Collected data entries
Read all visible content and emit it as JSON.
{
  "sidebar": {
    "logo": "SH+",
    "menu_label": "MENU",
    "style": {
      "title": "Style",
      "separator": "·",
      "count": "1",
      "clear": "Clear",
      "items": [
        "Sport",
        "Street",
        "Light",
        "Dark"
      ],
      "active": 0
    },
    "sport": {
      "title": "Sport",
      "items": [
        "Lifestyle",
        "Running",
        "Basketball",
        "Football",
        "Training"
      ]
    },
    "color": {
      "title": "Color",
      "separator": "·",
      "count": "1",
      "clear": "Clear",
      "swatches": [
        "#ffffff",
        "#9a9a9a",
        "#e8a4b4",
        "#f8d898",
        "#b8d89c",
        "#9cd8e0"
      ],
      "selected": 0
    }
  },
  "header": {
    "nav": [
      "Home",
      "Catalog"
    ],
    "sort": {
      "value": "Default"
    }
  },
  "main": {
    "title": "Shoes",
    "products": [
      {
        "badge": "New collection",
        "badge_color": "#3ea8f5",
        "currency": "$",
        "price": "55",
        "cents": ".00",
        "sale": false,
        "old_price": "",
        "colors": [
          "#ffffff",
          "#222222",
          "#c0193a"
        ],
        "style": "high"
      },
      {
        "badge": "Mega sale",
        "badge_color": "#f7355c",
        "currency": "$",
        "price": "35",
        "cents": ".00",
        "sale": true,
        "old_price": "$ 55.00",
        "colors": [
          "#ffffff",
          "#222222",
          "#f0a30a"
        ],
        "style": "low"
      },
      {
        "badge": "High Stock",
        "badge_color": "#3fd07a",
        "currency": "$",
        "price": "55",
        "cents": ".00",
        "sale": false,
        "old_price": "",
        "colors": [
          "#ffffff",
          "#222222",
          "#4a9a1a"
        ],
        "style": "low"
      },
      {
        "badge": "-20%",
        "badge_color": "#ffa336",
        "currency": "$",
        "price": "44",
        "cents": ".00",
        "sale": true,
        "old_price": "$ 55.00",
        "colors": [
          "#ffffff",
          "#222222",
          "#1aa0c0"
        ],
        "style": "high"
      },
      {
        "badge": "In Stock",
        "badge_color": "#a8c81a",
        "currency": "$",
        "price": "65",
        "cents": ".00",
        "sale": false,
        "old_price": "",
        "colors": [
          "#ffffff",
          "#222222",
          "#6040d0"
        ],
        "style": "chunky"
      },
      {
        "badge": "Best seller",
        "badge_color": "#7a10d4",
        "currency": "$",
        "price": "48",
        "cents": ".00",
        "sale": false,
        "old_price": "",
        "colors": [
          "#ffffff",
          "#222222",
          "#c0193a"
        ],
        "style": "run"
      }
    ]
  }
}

* What you will do
Write the entire listing out again, word for word.

* Output for this exercise
Read all visible content and emit it as JSON.
{
  "sidebar": {
    "logo": "SH+",
    "menu_label": "MENU",
    "style": {
      "title": "Style",
      "separator": "·",
      "count": "1",
      "clear": "Clear",
      "items": [
        "Sport",
        "Street",
        "Light",
        "Dark"
      ],
      "active": 0
    },
    "sport": {
      "title": "Sport",
      "items": [
        "Lifestyle",
        "Running",
        "Basketball",
        "Football",
        "Training"
      ]
    },
    "color": {
      "title": "Color",
      "separator": "·",
      "count": "1",
      "clear": "Clear",
      "swatches": [
        "#ffffff",
        "#9a9a9a",
        "#e8a4b4",
        "#f8d898",
        "#b8d89c",
        "#9cd8e0"
      ],
      "selected": 0
    }
  },
  "header": {
    "nav": [
      "Home",
      "Catalog"
    ],
    "sort": {
      "value": "Default"
    }
  },
  "main": {
    "title": "Shoes",
    "products": [
      {
        "badge": "New collection",
        "badge_color": "#3ea8f5",
        "currency": "$",
        "price": "55",
        "cents": ".00",
        "sale": false,
        "old_price": "",
        "colors": [
          "#ffffff",
          "#222222",
          "#c0193a"
        ],
        "style": "high"
      },
      {
        "badge": "Mega sale",
        "badge_color": "#f7355c",
        "currency": "$",
        "price": "35",
        "cents": ".00",
        "sale": true,
        "old_price": "$ 55.00",
        "colors": [
          "#ffffff",
          "#222222",
          "#f0a30a"
        ],
        "style": "low"
      },
      {
        "badge": "High Stock",
        "badge_color": "#3fd07a",
        "currency": "$",
        "price": "55",
        "cents": ".00",
        "sale": false,
        "old_price": "",
        "colors": [
          "#ffffff",
          "#222222",
          "#4a9a1a"
        ],
        "style": "low"
      },
      {
        "badge": "-20%",
        "badge_color": "#ffa336",
        "currency": "$",
        "price": "44",
        "cents": ".00",
        "sale": true,
        "old_price": "$ 55.00",
        "colors": [
          "#ffffff",
          "#222222",
          "#1aa0c0"
        ],
        "style": "high"
      },
      {
        "badge": "In Stock",
        "badge_color": "#a8c81a",
        "currency": "$",
        "price": "65",
        "cents": ".00",
        "sale": false,
        "old_price": "",
        "colors": [
          "#ffffff",
          "#222222",
          "#6040d0"
        ],
        "style": "chunky"
      },
      {
        "badge": "Best seller",
        "badge_color": "#7a10d4",
        "currency": "$",
        "price": "48",
        "cents": ".00",
        "sale": false,
        "old_price": "",
        "colors": [
          "#ffffff",
          "#222222",
          "#c0193a"
        ],
        "style": "run"
      }
    ]
  }
}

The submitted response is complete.